* Aim *
Output all the data exactly. Pictures do not belong in the copy.

* Given records *
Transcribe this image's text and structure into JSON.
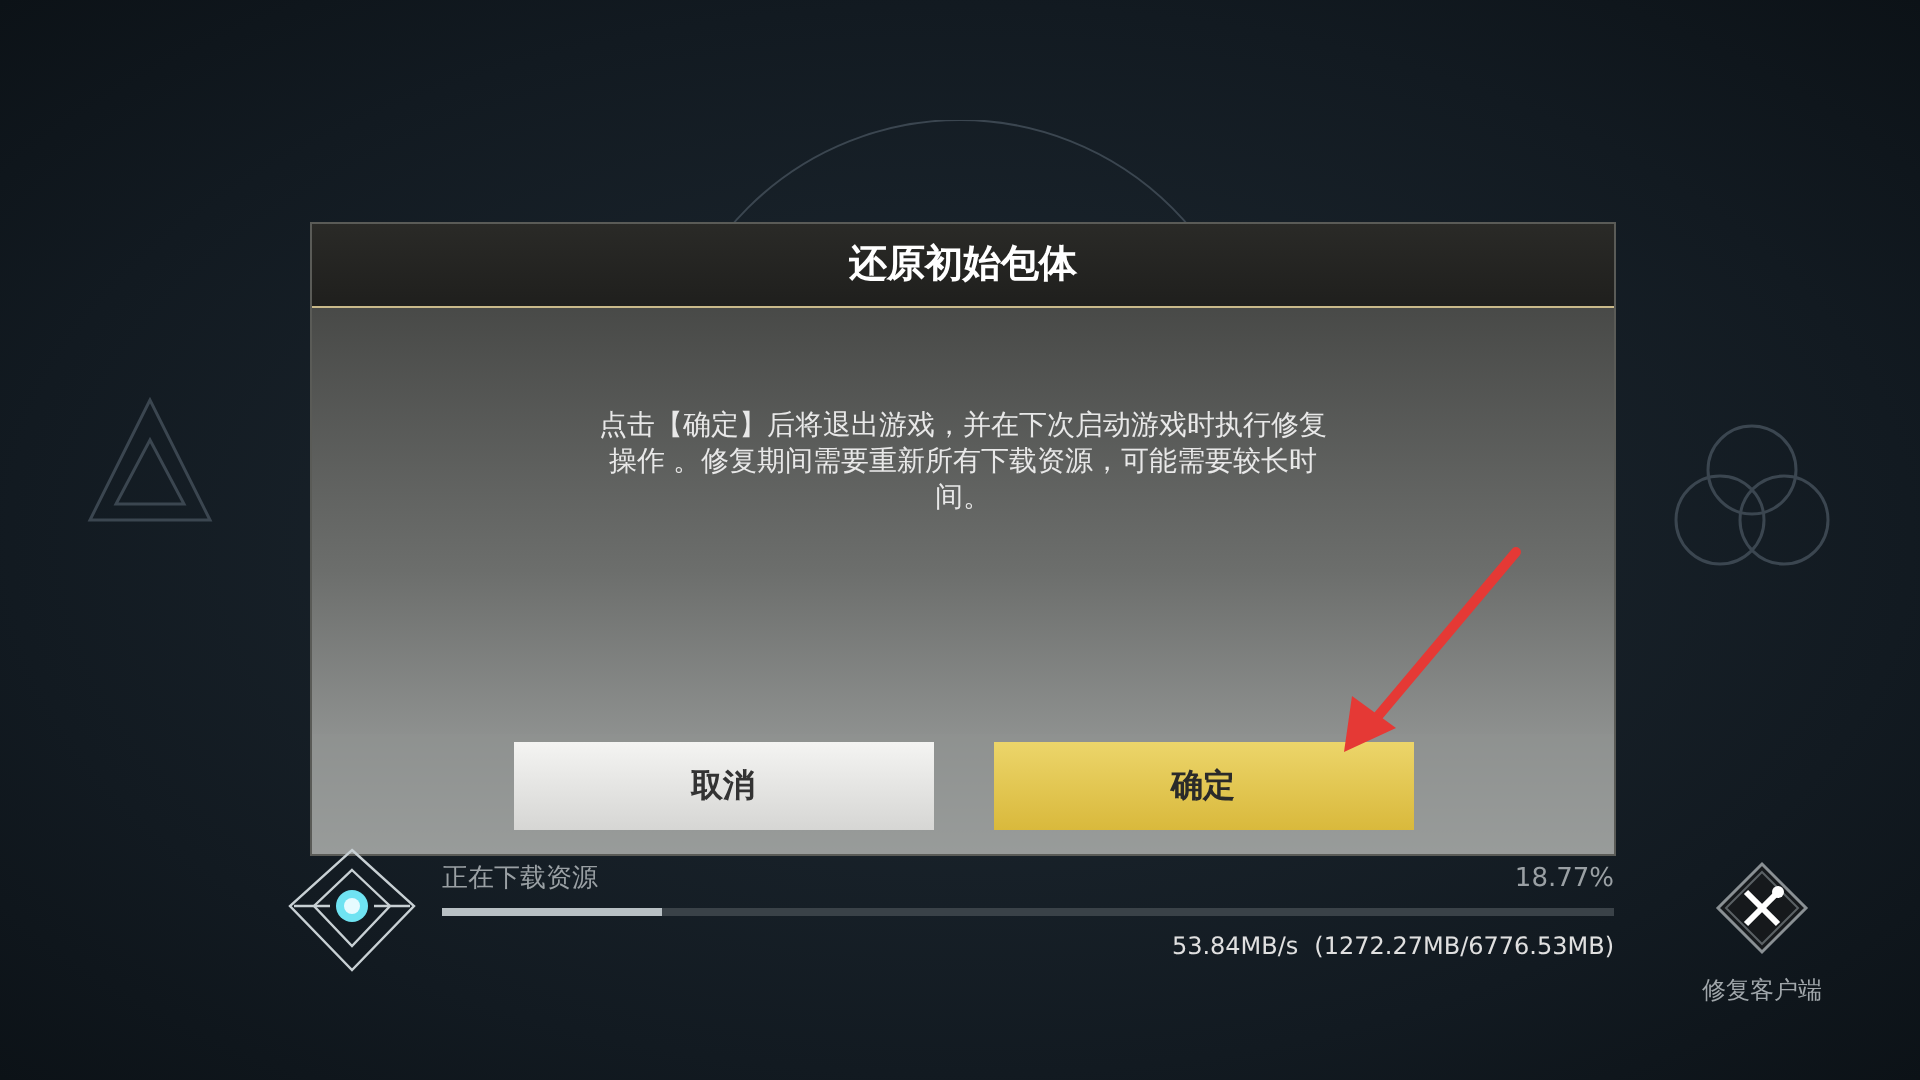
{
  "dialog": {
    "title": "还原初始包体",
    "message": "点击【确定】后将退出游戏，并在下次启动游戏时执行修复操作 。修复期间需要重新所有下载资源，可能需要较长时间。",
    "buttons": [
      {
        "label": "取消",
        "kind": "secondary"
      },
      {
        "label": "确定",
        "kind": "primary"
      }
    ]
  },
  "download": {
    "label": "正在下载资源",
    "percent": "18.77%",
    "level": 0.1877,
    "speed": "53.84MB/s",
    "size": "(1272.27MB/6776.53MB)"
  },
  "repair": {
    "label": "修复客户端"
  }
}
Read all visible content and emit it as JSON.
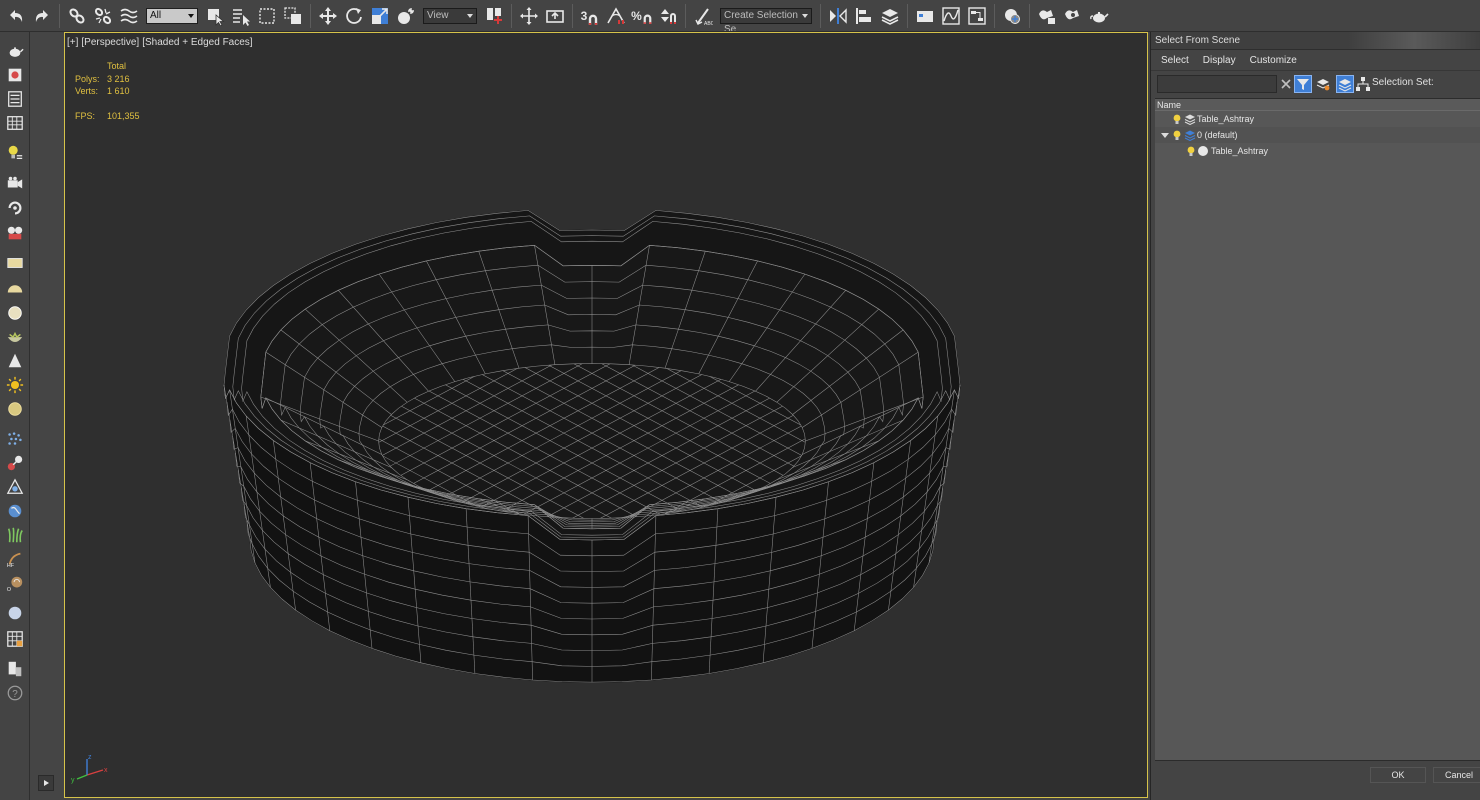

* Reply to the exercise *
Transcribe this image's text and structure into JSON.
{
  "dialog": {
    "title": "还原初始包体",
    "message": "点击【确定】后将退出游戏，并在下次启动游戏时执行修复操作 。修复期间需要重新所有下载资源，可能需要较长时间。",
    "buttons": [
      {
        "label": "取消",
        "kind": "secondary"
      },
      {
        "label": "确定",
        "kind": "primary"
      }
    ]
  },
  "download": {
    "label": "正在下载资源",
    "percent": "18.77%",
    "level": 0.1877,
    "speed": "53.84MB/s",
    "size": "(1272.27MB/6776.53MB)"
  },
  "repair": {
    "label": "修复客户端"
  }
}
Read all visible content and emit it as JSON.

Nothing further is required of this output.